Material for this task:
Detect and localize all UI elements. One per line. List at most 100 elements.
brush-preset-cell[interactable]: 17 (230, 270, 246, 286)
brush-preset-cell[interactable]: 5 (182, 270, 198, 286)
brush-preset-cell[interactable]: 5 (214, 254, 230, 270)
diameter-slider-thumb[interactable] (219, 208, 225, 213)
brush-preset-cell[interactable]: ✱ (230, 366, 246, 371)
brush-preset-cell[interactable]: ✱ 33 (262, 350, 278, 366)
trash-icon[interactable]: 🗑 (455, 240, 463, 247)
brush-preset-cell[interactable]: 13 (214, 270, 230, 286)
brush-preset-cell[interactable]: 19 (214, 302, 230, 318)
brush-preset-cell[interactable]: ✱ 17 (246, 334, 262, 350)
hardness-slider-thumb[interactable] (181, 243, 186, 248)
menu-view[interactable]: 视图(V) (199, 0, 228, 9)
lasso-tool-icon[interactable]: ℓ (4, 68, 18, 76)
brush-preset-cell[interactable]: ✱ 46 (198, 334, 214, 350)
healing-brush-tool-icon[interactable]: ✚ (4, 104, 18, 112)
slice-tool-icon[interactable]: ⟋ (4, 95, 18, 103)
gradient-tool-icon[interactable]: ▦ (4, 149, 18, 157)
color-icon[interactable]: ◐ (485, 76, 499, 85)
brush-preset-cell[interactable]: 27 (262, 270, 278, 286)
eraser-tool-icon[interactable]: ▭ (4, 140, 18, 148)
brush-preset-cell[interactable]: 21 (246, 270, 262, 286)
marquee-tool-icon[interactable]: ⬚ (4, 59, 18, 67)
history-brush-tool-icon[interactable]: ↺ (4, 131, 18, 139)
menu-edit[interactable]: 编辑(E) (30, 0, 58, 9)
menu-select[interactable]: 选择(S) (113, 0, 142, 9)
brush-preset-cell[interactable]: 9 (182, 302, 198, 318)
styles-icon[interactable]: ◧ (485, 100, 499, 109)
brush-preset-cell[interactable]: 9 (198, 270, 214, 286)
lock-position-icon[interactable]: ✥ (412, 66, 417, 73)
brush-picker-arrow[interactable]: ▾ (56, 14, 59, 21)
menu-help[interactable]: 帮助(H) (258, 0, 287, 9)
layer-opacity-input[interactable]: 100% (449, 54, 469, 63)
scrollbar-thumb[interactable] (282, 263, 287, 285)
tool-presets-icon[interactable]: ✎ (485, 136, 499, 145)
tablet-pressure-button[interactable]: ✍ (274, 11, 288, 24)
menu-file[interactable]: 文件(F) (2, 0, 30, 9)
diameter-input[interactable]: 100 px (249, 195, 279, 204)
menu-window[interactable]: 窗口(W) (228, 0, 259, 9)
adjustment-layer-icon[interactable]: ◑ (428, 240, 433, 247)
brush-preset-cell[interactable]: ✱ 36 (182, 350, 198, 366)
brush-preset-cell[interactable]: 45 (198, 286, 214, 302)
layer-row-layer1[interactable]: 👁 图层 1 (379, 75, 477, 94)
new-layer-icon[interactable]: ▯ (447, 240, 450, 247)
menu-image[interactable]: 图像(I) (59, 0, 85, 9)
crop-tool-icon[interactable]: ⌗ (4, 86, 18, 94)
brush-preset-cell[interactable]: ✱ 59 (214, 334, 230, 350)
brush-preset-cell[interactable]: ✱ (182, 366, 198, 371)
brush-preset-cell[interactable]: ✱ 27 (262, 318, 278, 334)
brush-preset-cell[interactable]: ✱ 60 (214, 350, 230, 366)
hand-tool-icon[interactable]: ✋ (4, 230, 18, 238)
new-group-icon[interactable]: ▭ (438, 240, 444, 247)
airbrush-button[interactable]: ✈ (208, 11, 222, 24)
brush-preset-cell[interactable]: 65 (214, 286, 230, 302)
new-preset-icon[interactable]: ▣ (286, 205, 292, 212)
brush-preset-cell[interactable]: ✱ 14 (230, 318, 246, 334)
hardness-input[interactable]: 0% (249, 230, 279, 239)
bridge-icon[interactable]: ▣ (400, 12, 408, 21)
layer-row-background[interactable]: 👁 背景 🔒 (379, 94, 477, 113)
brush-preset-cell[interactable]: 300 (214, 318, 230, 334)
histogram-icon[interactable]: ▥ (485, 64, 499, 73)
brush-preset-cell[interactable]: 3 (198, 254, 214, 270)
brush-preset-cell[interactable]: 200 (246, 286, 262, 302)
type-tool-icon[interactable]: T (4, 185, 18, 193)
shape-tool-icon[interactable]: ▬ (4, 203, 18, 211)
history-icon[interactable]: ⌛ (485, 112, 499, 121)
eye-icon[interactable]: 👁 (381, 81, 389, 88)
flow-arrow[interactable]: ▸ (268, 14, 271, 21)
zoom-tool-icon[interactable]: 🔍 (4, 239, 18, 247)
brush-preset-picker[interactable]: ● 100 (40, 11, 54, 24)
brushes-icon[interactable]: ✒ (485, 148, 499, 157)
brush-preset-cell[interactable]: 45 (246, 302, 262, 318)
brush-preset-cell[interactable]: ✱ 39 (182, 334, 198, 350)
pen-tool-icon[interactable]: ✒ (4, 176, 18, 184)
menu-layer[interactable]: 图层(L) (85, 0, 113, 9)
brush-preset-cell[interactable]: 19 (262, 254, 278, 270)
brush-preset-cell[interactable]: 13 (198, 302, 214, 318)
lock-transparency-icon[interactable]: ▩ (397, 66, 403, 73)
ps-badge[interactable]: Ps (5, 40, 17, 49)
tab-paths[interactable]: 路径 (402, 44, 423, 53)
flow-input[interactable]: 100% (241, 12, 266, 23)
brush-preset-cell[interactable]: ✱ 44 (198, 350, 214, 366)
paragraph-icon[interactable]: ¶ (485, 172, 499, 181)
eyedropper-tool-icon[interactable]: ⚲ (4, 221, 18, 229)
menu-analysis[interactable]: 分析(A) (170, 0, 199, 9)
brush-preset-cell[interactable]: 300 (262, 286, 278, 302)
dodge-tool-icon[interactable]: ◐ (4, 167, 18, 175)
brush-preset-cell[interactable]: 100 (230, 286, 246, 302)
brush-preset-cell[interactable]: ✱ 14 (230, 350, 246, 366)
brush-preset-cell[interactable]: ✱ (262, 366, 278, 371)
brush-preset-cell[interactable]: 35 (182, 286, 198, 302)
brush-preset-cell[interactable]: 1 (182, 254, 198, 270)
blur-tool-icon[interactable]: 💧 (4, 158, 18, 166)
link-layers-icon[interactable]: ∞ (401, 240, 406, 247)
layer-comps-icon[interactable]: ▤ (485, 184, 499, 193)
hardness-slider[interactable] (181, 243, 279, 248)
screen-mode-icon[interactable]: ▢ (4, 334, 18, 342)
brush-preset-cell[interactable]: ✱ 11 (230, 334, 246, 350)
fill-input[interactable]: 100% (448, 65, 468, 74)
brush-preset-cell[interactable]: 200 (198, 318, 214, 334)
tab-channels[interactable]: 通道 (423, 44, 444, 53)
==
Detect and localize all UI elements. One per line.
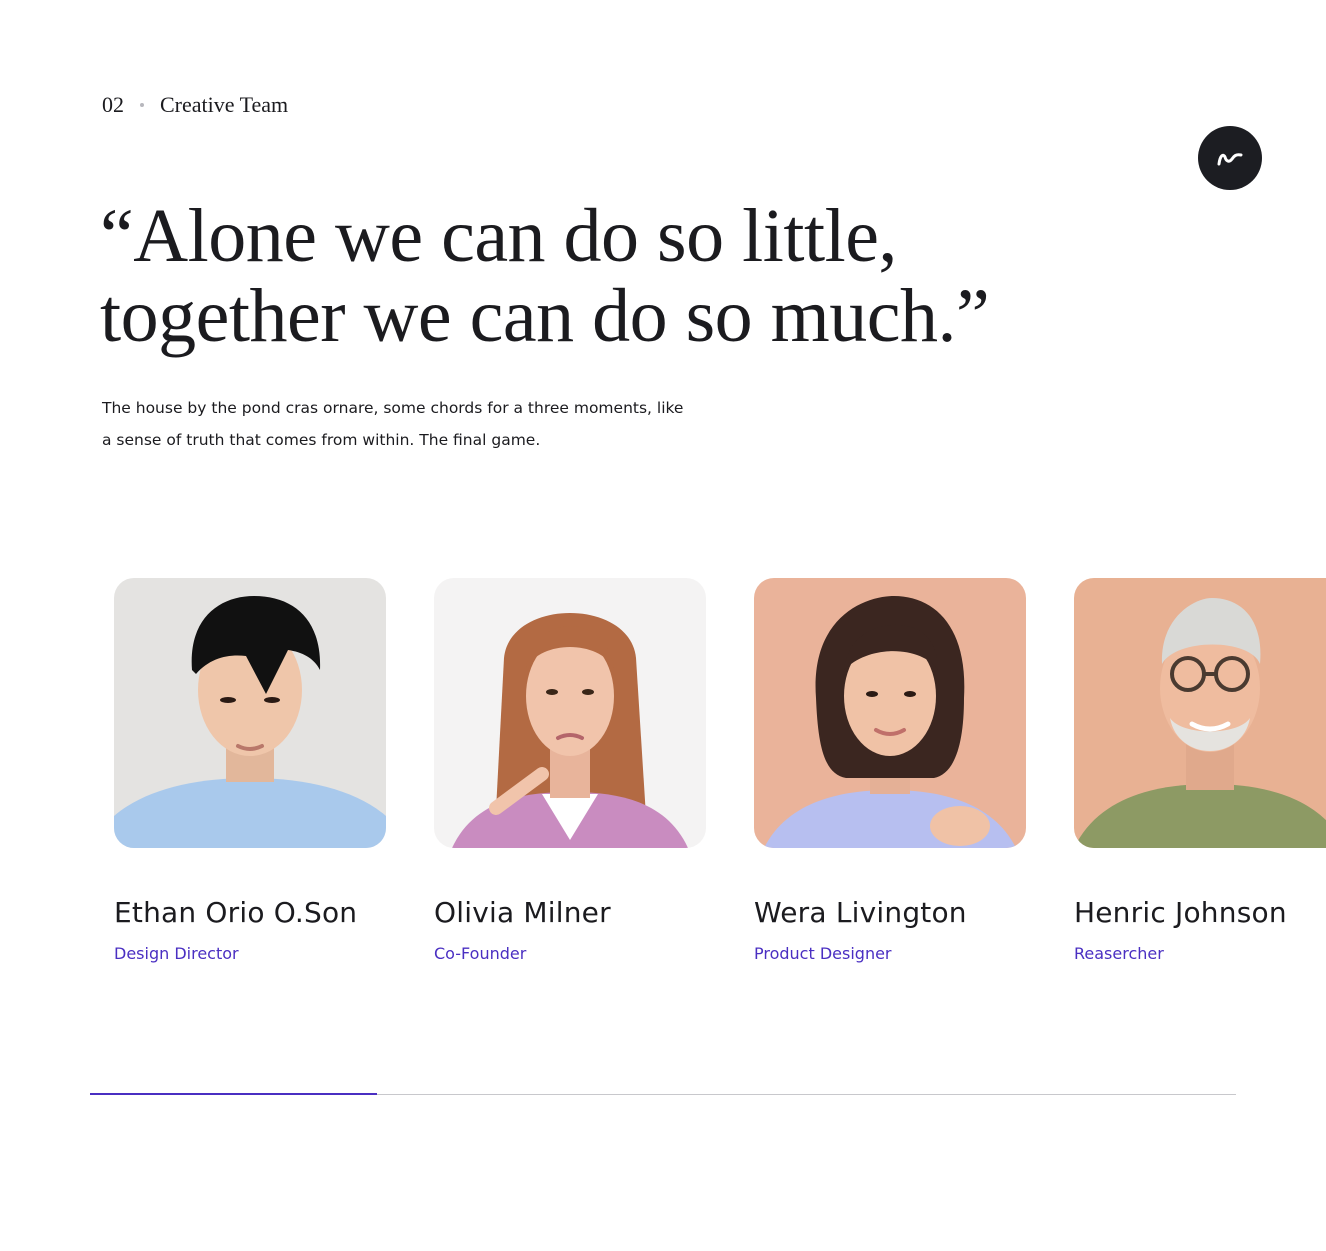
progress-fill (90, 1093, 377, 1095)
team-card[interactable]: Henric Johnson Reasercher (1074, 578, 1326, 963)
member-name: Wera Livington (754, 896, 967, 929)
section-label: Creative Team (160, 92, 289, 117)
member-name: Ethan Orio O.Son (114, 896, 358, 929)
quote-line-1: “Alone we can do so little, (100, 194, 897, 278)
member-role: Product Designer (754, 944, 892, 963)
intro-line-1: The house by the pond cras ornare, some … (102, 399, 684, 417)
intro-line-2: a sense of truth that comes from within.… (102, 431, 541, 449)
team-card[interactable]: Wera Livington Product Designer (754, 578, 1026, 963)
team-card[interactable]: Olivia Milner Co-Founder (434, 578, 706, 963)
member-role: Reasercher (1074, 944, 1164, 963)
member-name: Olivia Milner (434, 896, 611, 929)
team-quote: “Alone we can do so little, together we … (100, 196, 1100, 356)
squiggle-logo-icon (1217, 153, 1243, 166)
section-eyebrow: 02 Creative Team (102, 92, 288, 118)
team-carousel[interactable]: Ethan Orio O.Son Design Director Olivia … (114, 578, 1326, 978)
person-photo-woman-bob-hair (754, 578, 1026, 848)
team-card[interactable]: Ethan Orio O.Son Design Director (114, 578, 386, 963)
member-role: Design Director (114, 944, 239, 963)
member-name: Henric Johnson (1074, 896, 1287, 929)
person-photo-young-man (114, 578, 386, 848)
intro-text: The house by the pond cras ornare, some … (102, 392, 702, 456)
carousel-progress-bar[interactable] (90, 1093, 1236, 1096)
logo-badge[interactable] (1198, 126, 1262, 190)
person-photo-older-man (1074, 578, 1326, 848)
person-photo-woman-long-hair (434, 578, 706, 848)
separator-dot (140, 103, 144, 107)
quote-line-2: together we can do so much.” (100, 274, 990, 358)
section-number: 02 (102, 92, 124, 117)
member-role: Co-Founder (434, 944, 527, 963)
* * *
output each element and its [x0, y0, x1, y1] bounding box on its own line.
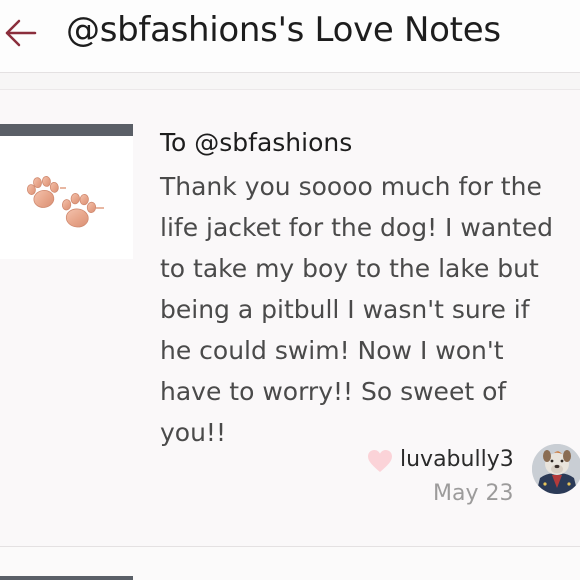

What the exercise asks: Quote the lines running from the line that contains "Detect and localize all UI elements. One per line. List" through the line that contains "brush-preset-cell[interactable]: 13 (214, 270, 230, 286)", both included, reproducing each one exactly.

Worked answer:
Detect and localize all UI elements. One per line. List at most 100 elements.
brush-preset-cell[interactable]: 17 (230, 270, 246, 286)
brush-preset-cell[interactable]: 5 (182, 270, 198, 286)
brush-preset-cell[interactable]: 5 (214, 254, 230, 270)
diameter-slider-thumb[interactable] (219, 208, 225, 213)
brush-preset-cell[interactable]: ✱ (230, 366, 246, 371)
brush-preset-cell[interactable]: ✱ 33 (262, 350, 278, 366)
trash-icon[interactable]: 🗑 (455, 240, 463, 247)
brush-preset-cell[interactable]: 13 (214, 270, 230, 286)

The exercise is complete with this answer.